WHAT THE EXERCISE ASKS: Below is a block of records; repeat all of them exactly.

-*-*-

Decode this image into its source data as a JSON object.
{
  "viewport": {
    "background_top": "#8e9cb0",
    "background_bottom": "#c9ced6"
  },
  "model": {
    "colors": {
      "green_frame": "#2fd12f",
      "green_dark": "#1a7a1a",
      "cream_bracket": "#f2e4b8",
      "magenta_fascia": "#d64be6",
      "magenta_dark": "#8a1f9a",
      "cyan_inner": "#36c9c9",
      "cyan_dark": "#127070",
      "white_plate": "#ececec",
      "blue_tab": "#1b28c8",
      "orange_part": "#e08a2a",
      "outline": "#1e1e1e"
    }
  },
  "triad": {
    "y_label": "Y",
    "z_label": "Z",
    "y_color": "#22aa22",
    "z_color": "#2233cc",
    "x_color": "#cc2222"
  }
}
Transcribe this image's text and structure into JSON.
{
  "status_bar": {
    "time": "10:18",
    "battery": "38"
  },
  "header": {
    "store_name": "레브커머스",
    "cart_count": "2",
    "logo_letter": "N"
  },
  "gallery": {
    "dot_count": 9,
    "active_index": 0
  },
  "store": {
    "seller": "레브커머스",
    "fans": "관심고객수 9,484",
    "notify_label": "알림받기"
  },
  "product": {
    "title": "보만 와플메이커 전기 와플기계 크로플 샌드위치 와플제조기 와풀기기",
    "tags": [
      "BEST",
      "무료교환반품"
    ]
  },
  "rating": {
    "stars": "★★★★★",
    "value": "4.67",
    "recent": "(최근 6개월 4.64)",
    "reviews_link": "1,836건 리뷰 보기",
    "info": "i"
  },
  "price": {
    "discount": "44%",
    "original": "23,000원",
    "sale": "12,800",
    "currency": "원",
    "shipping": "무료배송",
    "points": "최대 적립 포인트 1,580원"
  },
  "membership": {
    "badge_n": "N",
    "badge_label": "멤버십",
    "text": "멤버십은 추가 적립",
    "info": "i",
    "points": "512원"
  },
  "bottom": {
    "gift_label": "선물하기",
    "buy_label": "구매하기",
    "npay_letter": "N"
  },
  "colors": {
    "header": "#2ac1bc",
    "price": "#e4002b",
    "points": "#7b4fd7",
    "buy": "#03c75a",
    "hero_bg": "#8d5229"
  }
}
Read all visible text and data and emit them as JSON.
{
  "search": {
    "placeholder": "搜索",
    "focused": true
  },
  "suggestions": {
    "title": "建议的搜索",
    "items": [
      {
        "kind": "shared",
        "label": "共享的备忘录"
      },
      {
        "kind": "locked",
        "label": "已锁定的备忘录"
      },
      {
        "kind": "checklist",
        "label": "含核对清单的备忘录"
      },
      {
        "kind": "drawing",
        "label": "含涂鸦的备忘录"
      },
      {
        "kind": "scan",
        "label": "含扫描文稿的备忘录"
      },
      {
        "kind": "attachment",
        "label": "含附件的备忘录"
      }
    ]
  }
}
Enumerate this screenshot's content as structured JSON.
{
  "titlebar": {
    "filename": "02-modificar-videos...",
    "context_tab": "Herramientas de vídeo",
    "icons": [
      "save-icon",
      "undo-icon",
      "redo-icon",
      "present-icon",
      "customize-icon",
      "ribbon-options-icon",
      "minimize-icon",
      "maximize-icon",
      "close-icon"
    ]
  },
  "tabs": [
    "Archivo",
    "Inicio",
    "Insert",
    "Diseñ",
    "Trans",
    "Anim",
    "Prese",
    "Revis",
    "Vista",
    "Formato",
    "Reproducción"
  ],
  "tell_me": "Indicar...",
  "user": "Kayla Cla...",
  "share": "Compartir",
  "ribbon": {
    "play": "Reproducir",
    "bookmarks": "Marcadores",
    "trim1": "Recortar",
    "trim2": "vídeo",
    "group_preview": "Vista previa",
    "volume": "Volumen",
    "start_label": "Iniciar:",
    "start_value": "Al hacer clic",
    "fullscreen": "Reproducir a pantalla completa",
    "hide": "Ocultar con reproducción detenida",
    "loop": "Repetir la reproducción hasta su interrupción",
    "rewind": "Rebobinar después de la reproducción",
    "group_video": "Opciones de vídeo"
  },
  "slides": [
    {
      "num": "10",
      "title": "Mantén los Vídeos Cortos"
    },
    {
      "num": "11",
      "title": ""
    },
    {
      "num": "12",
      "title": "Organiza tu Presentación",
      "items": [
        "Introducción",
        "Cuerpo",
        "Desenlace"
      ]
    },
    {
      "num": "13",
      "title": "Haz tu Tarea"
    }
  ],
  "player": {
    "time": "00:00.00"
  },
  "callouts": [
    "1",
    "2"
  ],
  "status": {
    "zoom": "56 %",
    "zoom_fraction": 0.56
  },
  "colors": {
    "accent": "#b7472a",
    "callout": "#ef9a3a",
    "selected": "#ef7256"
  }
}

-*-*-

REPLY:
Decode this image into its source data as a JSON object.
{
  "viewport": {
    "background_top": "#8e9cb0",
    "background_bottom": "#c9ced6"
  },
  "model": {
    "colors": {
      "green_frame": "#2fd12f",
      "green_dark": "#1a7a1a",
      "cream_bracket": "#f2e4b8",
      "magenta_fascia": "#d64be6",
      "magenta_dark": "#8a1f9a",
      "cyan_inner": "#36c9c9",
      "cyan_dark": "#127070",
      "white_plate": "#ececec",
      "blue_tab": "#1b28c8",
      "orange_part": "#e08a2a",
      "outline": "#1e1e1e"
    }
  },
  "triad": {
    "y_label": "Y",
    "z_label": "Z",
    "y_color": "#22aa22",
    "z_color": "#2233cc",
    "x_color": "#cc2222"
  }
}
Transcribe this image's text and structure into JSON.
{
  "status_bar": {
    "time": "10:18",
    "battery": "38"
  },
  "header": {
    "store_name": "레브커머스",
    "cart_count": "2",
    "logo_letter": "N"
  },
  "gallery": {
    "dot_count": 9,
    "active_index": 0
  },
  "store": {
    "seller": "레브커머스",
    "fans": "관심고객수 9,484",
    "notify_label": "알림받기"
  },
  "product": {
    "title": "보만 와플메이커 전기 와플기계 크로플 샌드위치 와플제조기 와풀기기",
    "tags": [
      "BEST",
      "무료교환반품"
    ]
  },
  "rating": {
    "stars": "★★★★★",
    "value": "4.67",
    "recent": "(최근 6개월 4.64)",
    "reviews_link": "1,836건 리뷰 보기",
    "info": "i"
  },
  "price": {
    "discount": "44%",
    "original": "23,000원",
    "sale": "12,800",
    "currency": "원",
    "shipping": "무료배송",
    "points": "최대 적립 포인트 1,580원"
  },
  "membership": {
    "badge_n": "N",
    "badge_label": "멤버십",
    "text": "멤버십은 추가 적립",
    "info": "i",
    "points": "512원"
  },
  "bottom": {
    "gift_label": "선물하기",
    "buy_label": "구매하기",
    "npay_letter": "N"
  },
  "colors": {
    "header": "#2ac1bc",
    "price": "#e4002b",
    "points": "#7b4fd7",
    "buy": "#03c75a",
    "hero_bg": "#8d5229"
  }
}
Read all visible text and data and emit them as JSON.
{
  "search": {
    "placeholder": "搜索",
    "focused": true
  },
  "suggestions": {
    "title": "建议的搜索",
    "items": [
      {
        "kind": "shared",
        "label": "共享的备忘录"
      },
      {
        "kind": "locked",
        "label": "已锁定的备忘录"
      },
      {
        "kind": "checklist",
        "label": "含核对清单的备忘录"
      },
      {
        "kind": "drawing",
        "label": "含涂鸦的备忘录"
      },
      {
        "kind": "scan",
        "label": "含扫描文稿的备忘录"
      },
      {
        "kind": "attachment",
        "label": "含附件的备忘录"
      }
    ]
  }
}
Enumerate this screenshot's content as structured JSON.
{
  "titlebar": {
    "filename": "02-modificar-videos...",
    "context_tab": "Herramientas de vídeo",
    "icons": [
      "save-icon",
      "undo-icon",
      "redo-icon",
      "present-icon",
      "customize-icon",
      "ribbon-options-icon",
      "minimize-icon",
      "maximize-icon",
      "close-icon"
    ]
  },
  "tabs": [
    "Archivo",
    "Inicio",
    "Insert",
    "Diseñ",
    "Trans",
    "Anim",
    "Prese",
    "Revis",
    "Vista",
    "Formato",
    "Reproducción"
  ],
  "tell_me": "Indicar...",
  "user": "Kayla Cla...",
  "share": "Compartir",
  "ribbon": {
    "play": "Reproducir",
    "bookmarks": "Marcadores",
    "trim1": "Recortar",
    "trim2": "vídeo",
    "group_preview": "Vista previa",
    "volume": "Volumen",
    "start_label": "Iniciar:",
    "start_value": "Al hacer clic",
    "fullscreen": "Reproducir a pantalla completa",
    "hide": "Ocultar con reproducción detenida",
    "loop": "Repetir la reproducción hasta su interrupción",
    "rewind": "Rebobinar después de la reproducción",
    "group_video": "Opciones de vídeo"
  },
  "slides": [
    {
      "num": "10",
      "title": "Mantén los Vídeos Cortos"
    },
    {
      "num": "11",
      "title": ""
    },
    {
      "num": "12",
      "title": "Organiza tu Presentación",
      "items": [
        "Introducción",
        "Cuerpo",
        "Desenlace"
      ]
    },
    {
      "num": "13",
      "title": "Haz tu Tarea"
    }
  ],
  "player": {
    "time": "00:00.00"
  },
  "callouts": [
    "1",
    "2"
  ],
  "status": {
    "zoom": "56 %",
    "zoom_fraction": 0.56
  },
  "colors": {
    "accent": "#b7472a",
    "callout": "#ef9a3a",
    "selected": "#ef7256"
  }
}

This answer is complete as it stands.